- _WORK REQUIRED_: Within this material, how many lines have the string "that" in them? The answer is a number, with nothing added.

— BEGIN DATA SHOWN —

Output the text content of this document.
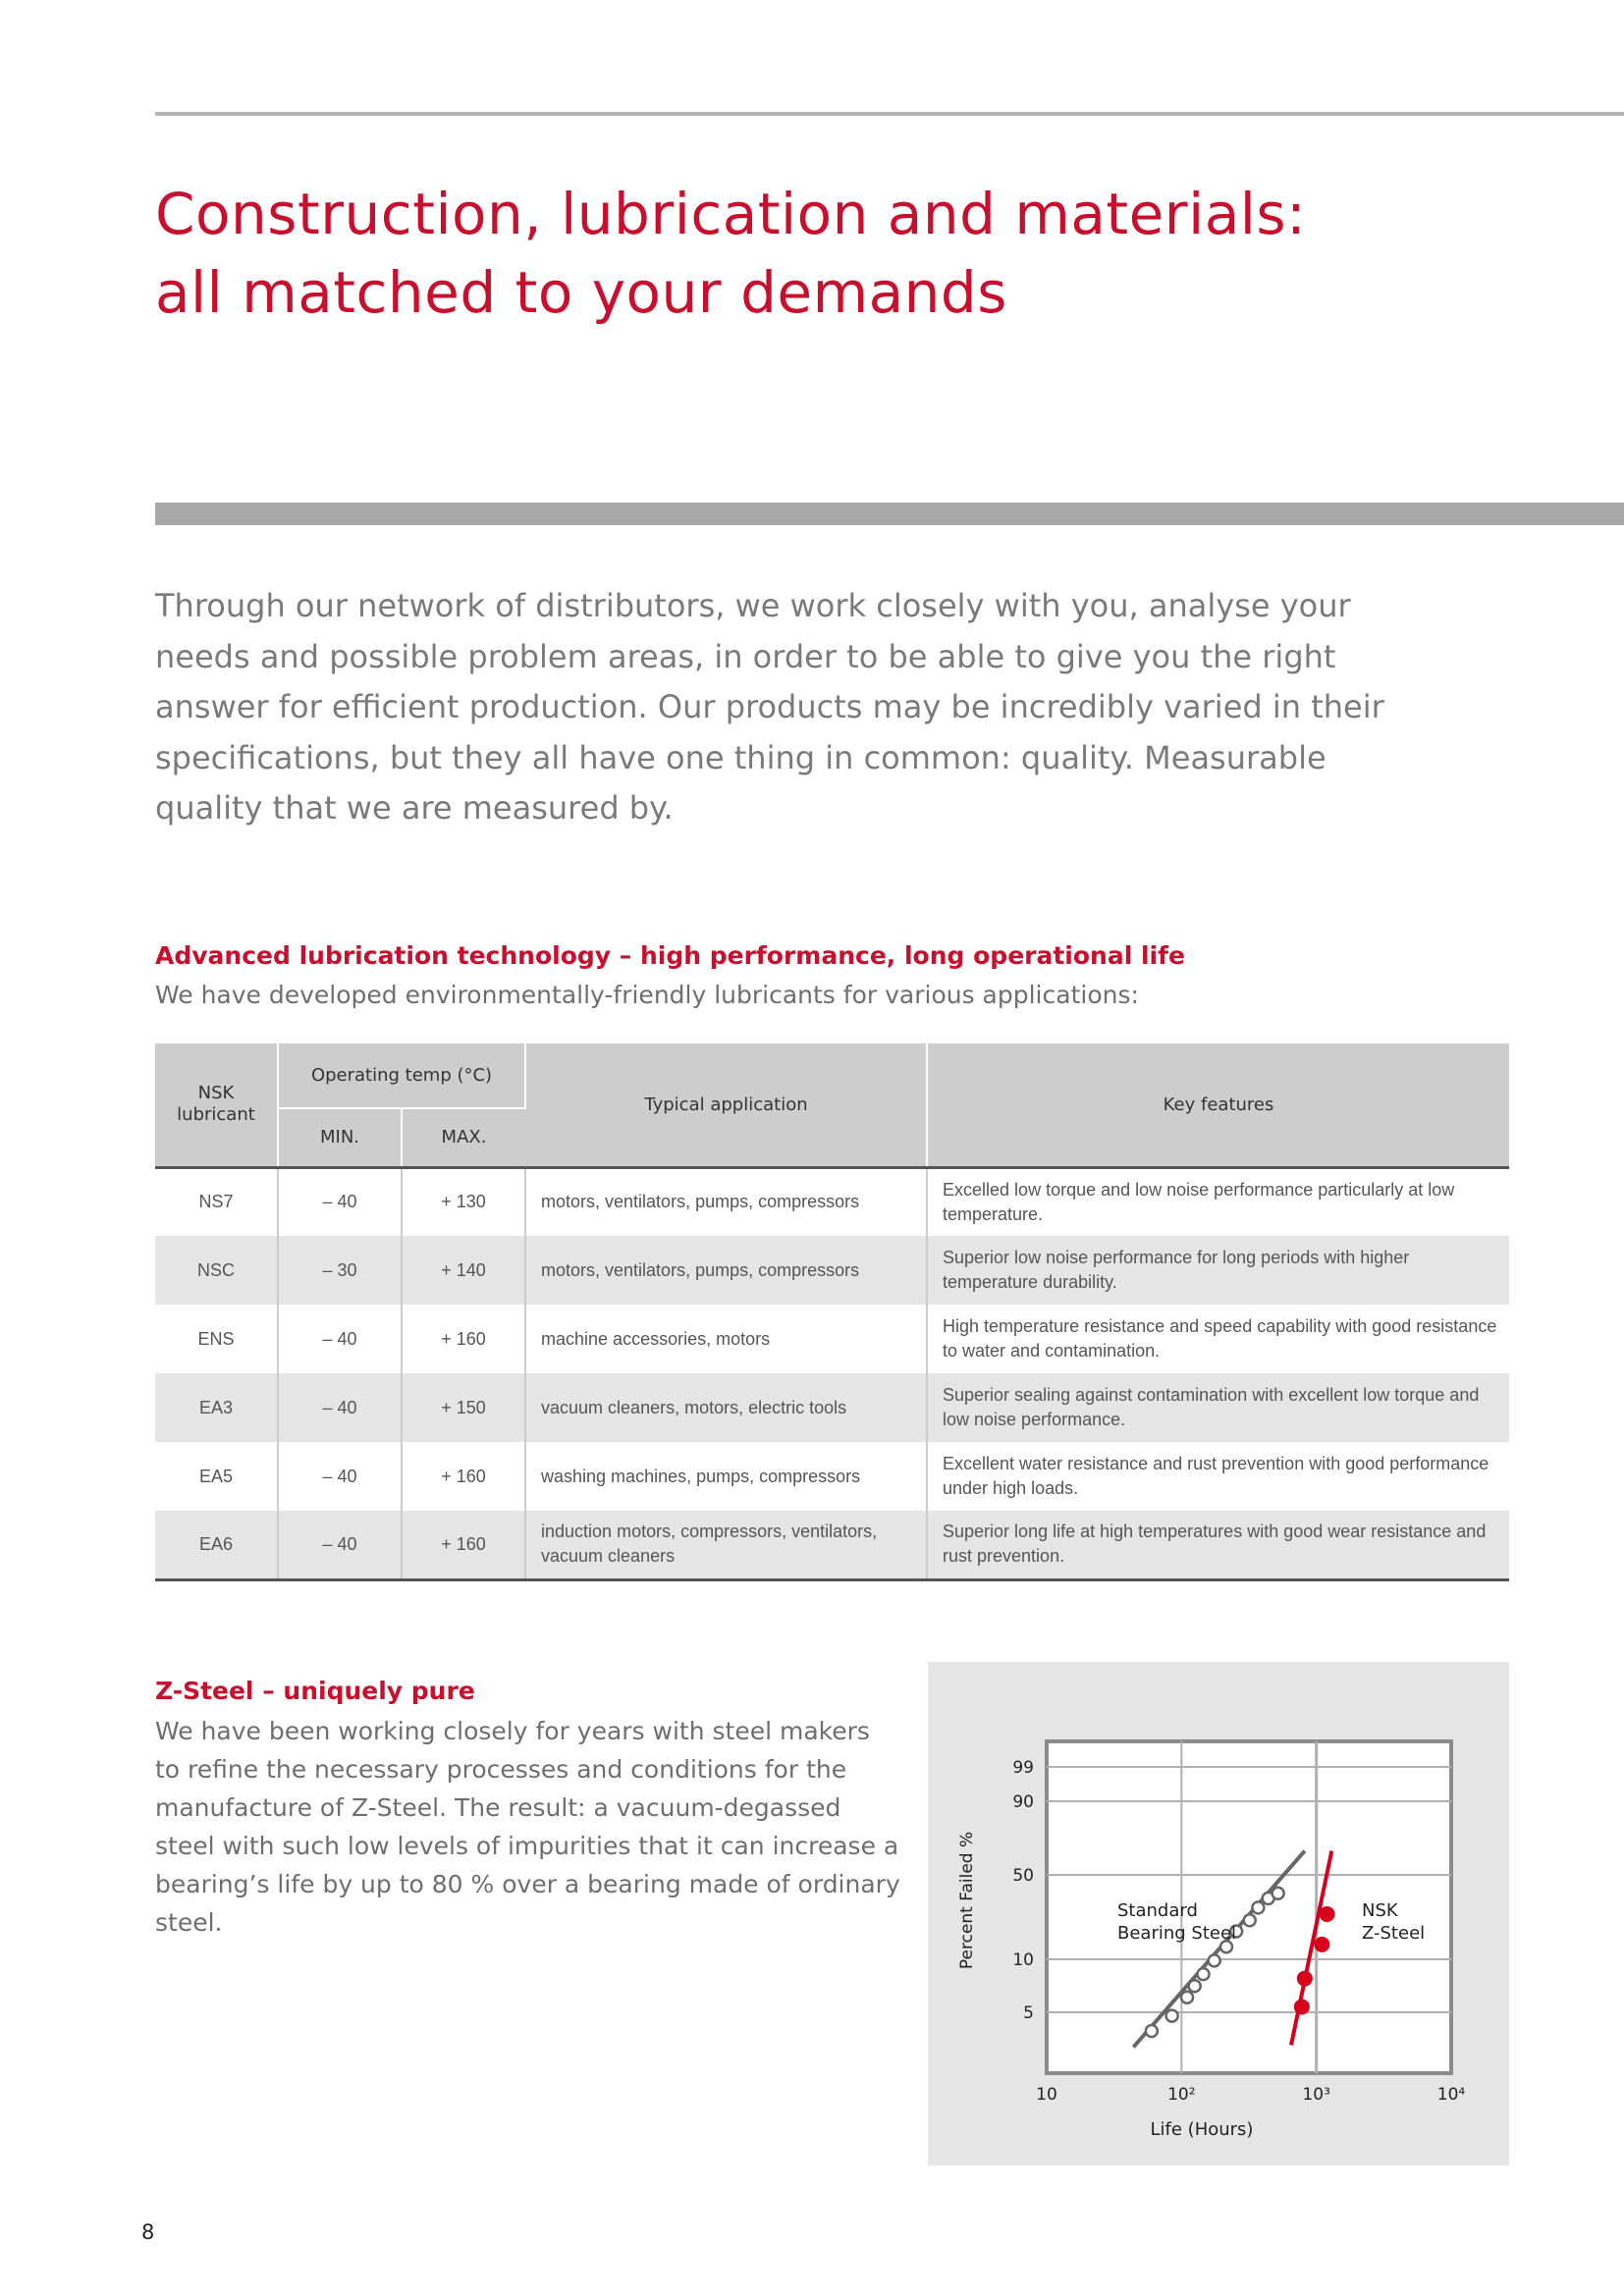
Construction, lubrication and materials:
all matched to your demands

Through our network of distributors, we work closely with you, analyse your needs and possible problem areas, in order to be able to give you the right answer for efficient production. Our products may be incredibly varied in their specifications, but they all have one thing in common: quality. Measurable quality that we are measured by.

Advanced lubrication technology – high performance, long operational life
We have developed environmentally-friendly lubricants for various applications:
NSK lubricant	Operating temp (°C)		Typical application	Key features
	MIN.	MAX.		
NS7	– 40	+ 130	motors, ventilators, pumps, compressors	Excelled low torque and low noise performance particularly at low temperature.
NSC	– 30	+ 140	motors, ventilators, pumps, compressors	Superior low noise performance for long periods with higher temperature durability.
ENS	– 40	+ 160	machine accessories, motors	High temperature resistance and speed capability with good resistance to water and contamination.
EA3	– 40	+ 150	vacuum cleaners, motors, electric tools	Superior sealing against contamination with excellent low torque and low noise performance.
EA5	– 40	+ 160	washing machines, pumps, compressors	Excellent water resistance and rust prevention with good performance under high loads.
EA6	– 40	+ 160	induction motors, compressors, ventilators, vacuum cleaners	Superior long life at high temperatures with good wear resistance and rust prevention.
Z-Steel – uniquely pure

We have been working closely for years with steel makers to refine the necessary processes and conditions for the manufacture of Z-Steel. The result: a vacuum-degassed steel with such low levels of impurities that it can increase a bearing’s life by up to 80 % over a bearing made of ordinary steel.

99
90
50
10
5
10	10²	10³	10⁴
Life (Hours)
Percent Failed %	Standard
Bearing Steel
NSK
Z-Steel
8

— END DATA SHOWN —

- _THE OUTPUT_: 2